GOAL: Copy out each line of the material in which the word "name" appears.

-- begin DATA EXTRACT --

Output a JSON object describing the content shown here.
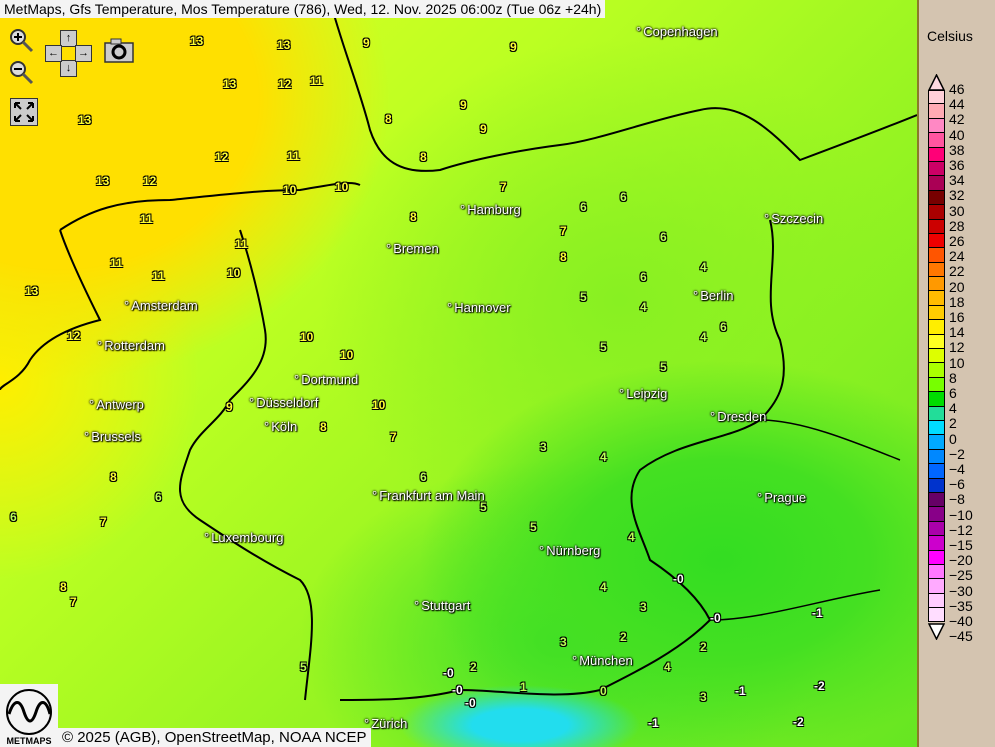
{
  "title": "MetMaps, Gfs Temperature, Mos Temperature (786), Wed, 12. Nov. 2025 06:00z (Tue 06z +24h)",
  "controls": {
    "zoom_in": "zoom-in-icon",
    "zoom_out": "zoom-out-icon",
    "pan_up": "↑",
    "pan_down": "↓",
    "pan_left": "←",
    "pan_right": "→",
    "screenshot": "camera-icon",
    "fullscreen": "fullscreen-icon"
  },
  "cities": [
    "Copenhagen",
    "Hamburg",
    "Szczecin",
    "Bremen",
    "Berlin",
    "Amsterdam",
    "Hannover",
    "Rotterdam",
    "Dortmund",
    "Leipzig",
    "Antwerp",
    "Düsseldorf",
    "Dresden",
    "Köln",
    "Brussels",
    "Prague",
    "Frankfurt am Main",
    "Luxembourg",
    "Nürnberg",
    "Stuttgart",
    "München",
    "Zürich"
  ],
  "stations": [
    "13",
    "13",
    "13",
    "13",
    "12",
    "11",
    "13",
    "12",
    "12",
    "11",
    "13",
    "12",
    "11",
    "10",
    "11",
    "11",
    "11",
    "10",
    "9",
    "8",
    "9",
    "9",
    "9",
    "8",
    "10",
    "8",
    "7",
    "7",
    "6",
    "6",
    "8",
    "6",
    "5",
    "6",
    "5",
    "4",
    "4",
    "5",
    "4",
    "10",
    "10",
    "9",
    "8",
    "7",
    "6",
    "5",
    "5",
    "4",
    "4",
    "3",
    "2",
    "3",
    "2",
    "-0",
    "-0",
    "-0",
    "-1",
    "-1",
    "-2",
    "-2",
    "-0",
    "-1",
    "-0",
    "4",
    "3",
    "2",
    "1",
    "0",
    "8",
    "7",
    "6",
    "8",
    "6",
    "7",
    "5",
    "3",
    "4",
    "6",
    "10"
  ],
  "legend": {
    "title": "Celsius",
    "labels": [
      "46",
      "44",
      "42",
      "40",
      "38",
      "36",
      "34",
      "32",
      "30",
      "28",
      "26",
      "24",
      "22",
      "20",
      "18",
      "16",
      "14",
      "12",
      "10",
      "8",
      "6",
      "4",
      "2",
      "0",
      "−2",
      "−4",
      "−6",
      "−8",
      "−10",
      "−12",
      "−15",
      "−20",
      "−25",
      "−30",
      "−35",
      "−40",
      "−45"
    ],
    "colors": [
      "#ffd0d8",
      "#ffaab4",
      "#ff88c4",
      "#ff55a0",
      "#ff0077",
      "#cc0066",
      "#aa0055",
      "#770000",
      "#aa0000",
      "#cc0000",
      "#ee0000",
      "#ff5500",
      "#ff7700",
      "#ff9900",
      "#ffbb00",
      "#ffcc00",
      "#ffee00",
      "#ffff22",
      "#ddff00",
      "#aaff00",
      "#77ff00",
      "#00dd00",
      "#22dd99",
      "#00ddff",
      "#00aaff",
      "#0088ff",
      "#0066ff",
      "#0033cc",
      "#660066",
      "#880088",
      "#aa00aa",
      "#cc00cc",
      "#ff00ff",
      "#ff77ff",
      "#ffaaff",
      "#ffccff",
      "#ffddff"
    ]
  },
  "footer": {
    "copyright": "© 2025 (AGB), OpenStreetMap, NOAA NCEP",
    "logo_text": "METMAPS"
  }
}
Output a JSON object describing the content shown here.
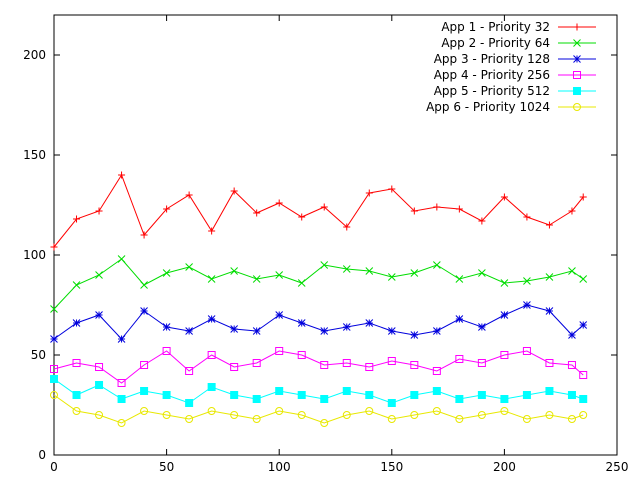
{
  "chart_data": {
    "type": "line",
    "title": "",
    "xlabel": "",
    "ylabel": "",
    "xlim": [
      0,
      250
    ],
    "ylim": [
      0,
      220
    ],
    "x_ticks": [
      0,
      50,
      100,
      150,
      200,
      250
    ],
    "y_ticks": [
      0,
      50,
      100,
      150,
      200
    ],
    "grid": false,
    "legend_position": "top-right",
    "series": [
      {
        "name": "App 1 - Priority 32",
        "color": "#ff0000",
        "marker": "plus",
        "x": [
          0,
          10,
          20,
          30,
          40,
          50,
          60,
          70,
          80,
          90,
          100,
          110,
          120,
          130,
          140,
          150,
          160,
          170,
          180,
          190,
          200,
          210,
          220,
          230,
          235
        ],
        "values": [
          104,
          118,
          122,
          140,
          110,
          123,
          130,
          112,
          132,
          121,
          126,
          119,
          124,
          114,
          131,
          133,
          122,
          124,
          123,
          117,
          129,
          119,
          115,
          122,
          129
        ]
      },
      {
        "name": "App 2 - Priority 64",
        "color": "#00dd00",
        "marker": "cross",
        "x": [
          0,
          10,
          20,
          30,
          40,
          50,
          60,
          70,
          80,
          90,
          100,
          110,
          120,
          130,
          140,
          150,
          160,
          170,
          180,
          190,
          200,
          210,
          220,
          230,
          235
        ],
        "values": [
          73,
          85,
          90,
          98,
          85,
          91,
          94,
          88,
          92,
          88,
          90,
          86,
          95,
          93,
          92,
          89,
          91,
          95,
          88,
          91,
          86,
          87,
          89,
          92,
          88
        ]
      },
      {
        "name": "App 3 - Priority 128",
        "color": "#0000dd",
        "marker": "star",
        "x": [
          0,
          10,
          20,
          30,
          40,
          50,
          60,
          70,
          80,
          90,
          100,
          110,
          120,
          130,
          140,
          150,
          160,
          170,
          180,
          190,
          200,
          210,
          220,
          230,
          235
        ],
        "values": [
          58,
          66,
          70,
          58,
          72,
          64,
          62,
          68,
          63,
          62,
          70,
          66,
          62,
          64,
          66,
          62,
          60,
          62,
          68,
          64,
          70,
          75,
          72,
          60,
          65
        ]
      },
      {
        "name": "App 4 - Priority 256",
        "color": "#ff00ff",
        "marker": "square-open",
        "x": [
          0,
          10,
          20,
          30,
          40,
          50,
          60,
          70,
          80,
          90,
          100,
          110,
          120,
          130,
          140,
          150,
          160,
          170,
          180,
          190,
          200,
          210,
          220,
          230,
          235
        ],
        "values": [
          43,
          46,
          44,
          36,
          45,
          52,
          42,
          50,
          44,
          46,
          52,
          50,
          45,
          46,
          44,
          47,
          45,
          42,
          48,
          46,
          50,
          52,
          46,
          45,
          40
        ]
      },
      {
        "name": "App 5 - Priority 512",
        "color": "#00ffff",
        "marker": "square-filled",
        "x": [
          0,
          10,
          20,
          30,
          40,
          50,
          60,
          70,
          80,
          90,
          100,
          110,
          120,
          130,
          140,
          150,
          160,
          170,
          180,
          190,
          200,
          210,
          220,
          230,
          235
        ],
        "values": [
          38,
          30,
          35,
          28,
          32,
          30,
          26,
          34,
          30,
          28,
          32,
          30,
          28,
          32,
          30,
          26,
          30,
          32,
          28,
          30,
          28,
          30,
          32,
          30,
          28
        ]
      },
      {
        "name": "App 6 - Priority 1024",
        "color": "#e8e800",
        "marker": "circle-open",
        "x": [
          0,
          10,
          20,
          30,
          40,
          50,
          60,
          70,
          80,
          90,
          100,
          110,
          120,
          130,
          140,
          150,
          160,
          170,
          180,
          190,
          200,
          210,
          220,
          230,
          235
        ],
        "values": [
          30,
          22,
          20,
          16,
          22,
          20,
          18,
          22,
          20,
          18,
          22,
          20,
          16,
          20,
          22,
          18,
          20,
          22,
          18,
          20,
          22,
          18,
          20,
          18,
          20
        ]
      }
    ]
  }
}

-- end DATA EXTRACT --
-- begin DATA EXTRACT --

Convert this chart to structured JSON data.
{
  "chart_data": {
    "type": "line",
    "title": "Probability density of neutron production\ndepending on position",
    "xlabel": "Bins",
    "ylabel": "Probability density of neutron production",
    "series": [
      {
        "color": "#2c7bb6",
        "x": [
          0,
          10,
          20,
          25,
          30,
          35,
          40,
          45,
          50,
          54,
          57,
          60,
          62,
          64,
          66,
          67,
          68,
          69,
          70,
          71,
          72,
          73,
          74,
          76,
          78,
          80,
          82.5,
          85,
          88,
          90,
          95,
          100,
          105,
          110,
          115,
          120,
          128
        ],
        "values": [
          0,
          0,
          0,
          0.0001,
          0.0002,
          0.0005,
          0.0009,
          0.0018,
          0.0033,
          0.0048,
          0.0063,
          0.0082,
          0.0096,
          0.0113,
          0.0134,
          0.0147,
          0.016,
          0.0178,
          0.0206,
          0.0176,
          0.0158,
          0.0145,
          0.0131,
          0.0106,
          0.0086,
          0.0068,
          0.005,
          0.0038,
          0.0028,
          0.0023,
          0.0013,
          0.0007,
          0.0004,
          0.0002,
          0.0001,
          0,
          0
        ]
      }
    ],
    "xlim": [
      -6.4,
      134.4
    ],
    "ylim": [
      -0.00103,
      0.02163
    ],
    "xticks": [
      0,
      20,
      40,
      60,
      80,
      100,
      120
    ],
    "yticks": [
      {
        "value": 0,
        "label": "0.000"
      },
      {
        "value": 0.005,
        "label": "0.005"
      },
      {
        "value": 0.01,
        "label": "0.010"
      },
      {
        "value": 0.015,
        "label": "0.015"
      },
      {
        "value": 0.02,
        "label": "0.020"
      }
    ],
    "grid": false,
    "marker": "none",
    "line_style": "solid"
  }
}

-- end DATA EXTRACT --

RIGHT ANSWER:
        "name": "App 1 - Priority 32",
        "name": "App 2 - Priority 64",
        "name": "App 3 - Priority 128",
        "name": "App 4 - Priority 256",
        "name": "App 5 - Priority 512",
        "name": "App 6 - Priority 1024",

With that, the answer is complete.